:: Records to use ::

════════════════

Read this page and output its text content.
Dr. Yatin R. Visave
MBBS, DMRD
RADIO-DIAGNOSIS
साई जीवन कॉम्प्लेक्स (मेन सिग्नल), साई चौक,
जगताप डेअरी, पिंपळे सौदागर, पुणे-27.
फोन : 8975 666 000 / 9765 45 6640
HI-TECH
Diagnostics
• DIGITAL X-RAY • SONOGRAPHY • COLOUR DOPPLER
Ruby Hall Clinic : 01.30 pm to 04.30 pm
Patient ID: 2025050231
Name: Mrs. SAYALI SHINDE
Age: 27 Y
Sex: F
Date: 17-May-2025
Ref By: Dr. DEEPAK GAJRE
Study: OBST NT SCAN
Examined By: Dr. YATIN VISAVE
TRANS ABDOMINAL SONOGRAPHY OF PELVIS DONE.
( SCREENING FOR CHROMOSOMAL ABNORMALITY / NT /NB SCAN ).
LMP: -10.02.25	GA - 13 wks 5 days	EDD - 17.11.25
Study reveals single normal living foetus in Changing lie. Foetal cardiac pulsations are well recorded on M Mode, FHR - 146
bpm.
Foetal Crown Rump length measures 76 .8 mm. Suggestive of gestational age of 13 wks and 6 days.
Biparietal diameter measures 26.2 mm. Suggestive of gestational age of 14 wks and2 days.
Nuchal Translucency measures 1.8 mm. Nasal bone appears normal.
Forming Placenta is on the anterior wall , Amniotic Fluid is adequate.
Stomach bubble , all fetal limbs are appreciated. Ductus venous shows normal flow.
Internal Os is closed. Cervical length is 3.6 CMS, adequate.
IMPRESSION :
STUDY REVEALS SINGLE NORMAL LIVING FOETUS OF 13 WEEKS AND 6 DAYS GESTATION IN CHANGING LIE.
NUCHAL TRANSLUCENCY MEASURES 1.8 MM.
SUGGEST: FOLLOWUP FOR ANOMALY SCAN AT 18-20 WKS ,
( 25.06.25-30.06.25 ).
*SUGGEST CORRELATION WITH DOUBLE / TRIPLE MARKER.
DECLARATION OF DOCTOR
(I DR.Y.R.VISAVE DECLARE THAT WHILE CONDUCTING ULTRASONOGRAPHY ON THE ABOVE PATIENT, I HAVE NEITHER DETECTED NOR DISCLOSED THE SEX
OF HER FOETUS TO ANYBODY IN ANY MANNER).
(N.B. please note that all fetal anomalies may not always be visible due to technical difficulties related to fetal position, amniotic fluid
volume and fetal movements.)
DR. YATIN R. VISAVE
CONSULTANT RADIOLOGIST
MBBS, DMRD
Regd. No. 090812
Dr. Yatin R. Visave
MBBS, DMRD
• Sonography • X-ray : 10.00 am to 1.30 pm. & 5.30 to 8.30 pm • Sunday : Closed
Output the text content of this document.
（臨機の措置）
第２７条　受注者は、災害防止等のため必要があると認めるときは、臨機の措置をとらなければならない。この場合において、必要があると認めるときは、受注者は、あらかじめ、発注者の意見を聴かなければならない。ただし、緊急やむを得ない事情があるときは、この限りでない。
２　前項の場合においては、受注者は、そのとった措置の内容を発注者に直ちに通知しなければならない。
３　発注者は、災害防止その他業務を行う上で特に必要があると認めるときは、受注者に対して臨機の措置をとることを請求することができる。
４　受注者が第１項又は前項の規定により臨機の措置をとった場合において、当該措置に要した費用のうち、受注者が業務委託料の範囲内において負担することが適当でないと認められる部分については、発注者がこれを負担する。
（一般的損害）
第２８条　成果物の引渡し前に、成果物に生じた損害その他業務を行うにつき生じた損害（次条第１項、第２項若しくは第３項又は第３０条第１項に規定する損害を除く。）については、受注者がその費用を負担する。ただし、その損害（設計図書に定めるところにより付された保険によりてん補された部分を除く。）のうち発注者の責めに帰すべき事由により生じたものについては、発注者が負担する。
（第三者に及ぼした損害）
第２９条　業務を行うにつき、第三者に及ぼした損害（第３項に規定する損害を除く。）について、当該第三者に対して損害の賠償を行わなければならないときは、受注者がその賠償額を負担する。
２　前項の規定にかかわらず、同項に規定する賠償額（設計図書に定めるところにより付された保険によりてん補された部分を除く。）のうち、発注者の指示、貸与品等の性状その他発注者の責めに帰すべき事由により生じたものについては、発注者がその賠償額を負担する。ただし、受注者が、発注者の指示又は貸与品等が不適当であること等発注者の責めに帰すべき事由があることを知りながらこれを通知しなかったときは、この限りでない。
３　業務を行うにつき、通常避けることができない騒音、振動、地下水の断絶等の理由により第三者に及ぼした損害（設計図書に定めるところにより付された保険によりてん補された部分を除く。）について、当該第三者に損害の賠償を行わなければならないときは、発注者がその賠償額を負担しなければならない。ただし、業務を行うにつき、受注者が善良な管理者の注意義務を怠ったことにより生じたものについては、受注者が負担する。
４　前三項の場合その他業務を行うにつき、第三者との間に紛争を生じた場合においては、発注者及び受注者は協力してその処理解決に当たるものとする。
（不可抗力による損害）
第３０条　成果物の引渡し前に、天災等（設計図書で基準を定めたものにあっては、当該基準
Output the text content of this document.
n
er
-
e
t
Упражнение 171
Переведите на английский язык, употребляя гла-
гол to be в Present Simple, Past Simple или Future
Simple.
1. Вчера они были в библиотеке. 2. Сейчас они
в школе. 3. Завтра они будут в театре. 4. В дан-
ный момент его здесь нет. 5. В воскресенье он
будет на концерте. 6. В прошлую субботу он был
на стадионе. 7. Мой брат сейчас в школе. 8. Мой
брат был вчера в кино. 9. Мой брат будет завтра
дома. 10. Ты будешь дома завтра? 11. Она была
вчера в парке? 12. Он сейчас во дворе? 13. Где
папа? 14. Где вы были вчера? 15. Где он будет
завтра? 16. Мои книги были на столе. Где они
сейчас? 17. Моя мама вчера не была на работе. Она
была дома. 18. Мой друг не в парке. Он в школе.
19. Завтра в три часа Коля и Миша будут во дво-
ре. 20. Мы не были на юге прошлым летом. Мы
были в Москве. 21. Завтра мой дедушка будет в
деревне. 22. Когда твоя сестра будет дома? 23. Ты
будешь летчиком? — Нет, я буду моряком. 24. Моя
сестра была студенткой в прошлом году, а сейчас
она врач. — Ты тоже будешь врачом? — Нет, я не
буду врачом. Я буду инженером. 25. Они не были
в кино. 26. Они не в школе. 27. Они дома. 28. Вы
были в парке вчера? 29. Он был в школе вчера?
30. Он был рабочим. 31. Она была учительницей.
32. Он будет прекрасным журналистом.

════════════════

Filter the entries and copy out every line with the word "SCAN".

:: Written response ::
Study: OBST NT SCAN
( SCREENING FOR CHROMOSOMAL ABNORMALITY / NT /NB SCAN ).
SUGGEST: FOLLOWUP FOR ANOMALY SCAN AT 18-20 WKS ,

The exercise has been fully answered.